WHAT IS NEEDED:
Extract all of the data and reproduce it precisely.

— START —

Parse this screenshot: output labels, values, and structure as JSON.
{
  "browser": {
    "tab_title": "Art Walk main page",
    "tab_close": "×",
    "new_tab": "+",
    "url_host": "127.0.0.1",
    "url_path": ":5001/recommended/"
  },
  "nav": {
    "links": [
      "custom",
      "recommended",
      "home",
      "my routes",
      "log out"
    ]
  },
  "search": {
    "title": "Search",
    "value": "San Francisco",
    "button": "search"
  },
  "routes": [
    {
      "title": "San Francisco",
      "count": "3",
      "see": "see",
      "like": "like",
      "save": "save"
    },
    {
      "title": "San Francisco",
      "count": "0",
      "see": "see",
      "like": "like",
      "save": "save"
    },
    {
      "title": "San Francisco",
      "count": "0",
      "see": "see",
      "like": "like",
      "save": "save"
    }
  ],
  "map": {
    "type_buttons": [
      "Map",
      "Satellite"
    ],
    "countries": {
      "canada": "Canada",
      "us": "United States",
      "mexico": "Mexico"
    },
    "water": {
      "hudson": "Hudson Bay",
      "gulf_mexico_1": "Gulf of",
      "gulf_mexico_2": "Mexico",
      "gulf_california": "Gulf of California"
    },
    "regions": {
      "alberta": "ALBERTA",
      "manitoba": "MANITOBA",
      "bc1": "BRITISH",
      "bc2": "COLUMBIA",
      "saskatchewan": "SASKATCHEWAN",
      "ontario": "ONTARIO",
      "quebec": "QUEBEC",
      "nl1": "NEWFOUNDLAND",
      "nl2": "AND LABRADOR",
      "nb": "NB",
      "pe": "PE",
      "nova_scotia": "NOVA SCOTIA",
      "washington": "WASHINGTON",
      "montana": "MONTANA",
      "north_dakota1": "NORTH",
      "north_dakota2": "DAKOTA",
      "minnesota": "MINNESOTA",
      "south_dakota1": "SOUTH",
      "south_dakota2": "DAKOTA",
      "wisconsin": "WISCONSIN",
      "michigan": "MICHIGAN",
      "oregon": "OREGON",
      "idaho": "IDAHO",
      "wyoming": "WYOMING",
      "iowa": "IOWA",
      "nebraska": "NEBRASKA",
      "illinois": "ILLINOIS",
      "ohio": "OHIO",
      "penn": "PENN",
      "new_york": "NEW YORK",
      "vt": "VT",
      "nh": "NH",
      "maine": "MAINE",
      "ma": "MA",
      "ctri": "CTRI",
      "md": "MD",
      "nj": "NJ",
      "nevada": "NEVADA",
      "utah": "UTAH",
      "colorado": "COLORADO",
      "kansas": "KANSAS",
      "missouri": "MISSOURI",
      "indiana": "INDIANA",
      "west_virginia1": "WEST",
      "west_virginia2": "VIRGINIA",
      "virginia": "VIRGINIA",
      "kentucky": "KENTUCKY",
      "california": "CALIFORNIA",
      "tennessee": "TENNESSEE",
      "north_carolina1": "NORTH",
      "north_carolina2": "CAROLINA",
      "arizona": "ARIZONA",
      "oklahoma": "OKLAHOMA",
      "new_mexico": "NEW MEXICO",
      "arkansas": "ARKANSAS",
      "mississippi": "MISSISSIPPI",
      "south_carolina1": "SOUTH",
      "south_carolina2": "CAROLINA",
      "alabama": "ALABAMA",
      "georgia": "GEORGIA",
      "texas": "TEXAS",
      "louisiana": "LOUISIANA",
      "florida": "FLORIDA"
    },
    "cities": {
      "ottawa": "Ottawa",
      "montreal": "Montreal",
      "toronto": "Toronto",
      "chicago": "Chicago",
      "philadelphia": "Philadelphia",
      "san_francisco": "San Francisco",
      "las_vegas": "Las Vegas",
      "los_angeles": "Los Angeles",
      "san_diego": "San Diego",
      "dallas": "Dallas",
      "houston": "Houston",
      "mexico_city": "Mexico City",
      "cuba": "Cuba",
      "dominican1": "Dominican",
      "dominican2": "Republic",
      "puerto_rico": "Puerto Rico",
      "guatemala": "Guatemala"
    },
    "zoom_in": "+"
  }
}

— END —

ANSWER TO THE PROBLEM:
Parse this screenshot: output labels, values, and structure as JSON.
{
  "browser": {
    "tab_title": "Art Walk main page",
    "tab_close": "×",
    "new_tab": "+",
    "url_host": "127.0.0.1",
    "url_path": ":5001/recommended/"
  },
  "nav": {
    "links": [
      "custom",
      "recommended",
      "home",
      "my routes",
      "log out"
    ]
  },
  "search": {
    "title": "Search",
    "value": "San Francisco",
    "button": "search"
  },
  "routes": [
    {
      "title": "San Francisco",
      "count": "3",
      "see": "see",
      "like": "like",
      "save": "save"
    },
    {
      "title": "San Francisco",
      "count": "0",
      "see": "see",
      "like": "like",
      "save": "save"
    },
    {
      "title": "San Francisco",
      "count": "0",
      "see": "see",
      "like": "like",
      "save": "save"
    }
  ],
  "map": {
    "type_buttons": [
      "Map",
      "Satellite"
    ],
    "countries": {
      "canada": "Canada",
      "us": "United States",
      "mexico": "Mexico"
    },
    "water": {
      "hudson": "Hudson Bay",
      "gulf_mexico_1": "Gulf of",
      "gulf_mexico_2": "Mexico",
      "gulf_california": "Gulf of California"
    },
    "regions": {
      "alberta": "ALBERTA",
      "manitoba": "MANITOBA",
      "bc1": "BRITISH",
      "bc2": "COLUMBIA",
      "saskatchewan": "SASKATCHEWAN",
      "ontario": "ONTARIO",
      "quebec": "QUEBEC",
      "nl1": "NEWFOUNDLAND",
      "nl2": "AND LABRADOR",
      "nb": "NB",
      "pe": "PE",
      "nova_scotia": "NOVA SCOTIA",
      "washington": "WASHINGTON",
      "montana": "MONTANA",
      "north_dakota1": "NORTH",
      "north_dakota2": "DAKOTA",
      "minnesota": "MINNESOTA",
      "south_dakota1": "SOUTH",
      "south_dakota2": "DAKOTA",
      "wisconsin": "WISCONSIN",
      "michigan": "MICHIGAN",
      "oregon": "OREGON",
      "idaho": "IDAHO",
      "wyoming": "WYOMING",
      "iowa": "IOWA",
      "nebraska": "NEBRASKA",
      "illinois": "ILLINOIS",
      "ohio": "OHIO",
      "penn": "PENN",
      "new_york": "NEW YORK",
      "vt": "VT",
      "nh": "NH",
      "maine": "MAINE",
      "ma": "MA",
      "ctri": "CTRI",
      "md": "MD",
      "nj": "NJ",
      "nevada": "NEVADA",
      "utah": "UTAH",
      "colorado": "COLORADO",
      "kansas": "KANSAS",
      "missouri": "MISSOURI",
      "indiana": "INDIANA",
      "west_virginia1": "WEST",
      "west_virginia2": "VIRGINIA",
      "virginia": "VIRGINIA",
      "kentucky": "KENTUCKY",
      "california": "CALIFORNIA",
      "tennessee": "TENNESSEE",
      "north_carolina1": "NORTH",
      "north_carolina2": "CAROLINA",
      "arizona": "ARIZONA",
      "oklahoma": "OKLAHOMA",
      "new_mexico": "NEW MEXICO",
      "arkansas": "ARKANSAS",
      "mississippi": "MISSISSIPPI",
      "south_carolina1": "SOUTH",
      "south_carolina2": "CAROLINA",
      "alabama": "ALABAMA",
      "georgia": "GEORGIA",
      "texas": "TEXAS",
      "louisiana": "LOUISIANA",
      "florida": "FLORIDA"
    },
    "cities": {
      "ottawa": "Ottawa",
      "montreal": "Montreal",
      "toronto": "Toronto",
      "chicago": "Chicago",
      "philadelphia": "Philadelphia",
      "san_francisco": "San Francisco",
      "las_vegas": "Las Vegas",
      "los_angeles": "Los Angeles",
      "san_diego": "San Diego",
      "dallas": "Dallas",
      "houston": "Houston",
      "mexico_city": "Mexico City",
      "cuba": "Cuba",
      "dominican1": "Dominican",
      "dominican2": "Republic",
      "puerto_rico": "Puerto Rico",
      "guatemala": "Guatemala"
    },
    "zoom_in": "+"
  }
}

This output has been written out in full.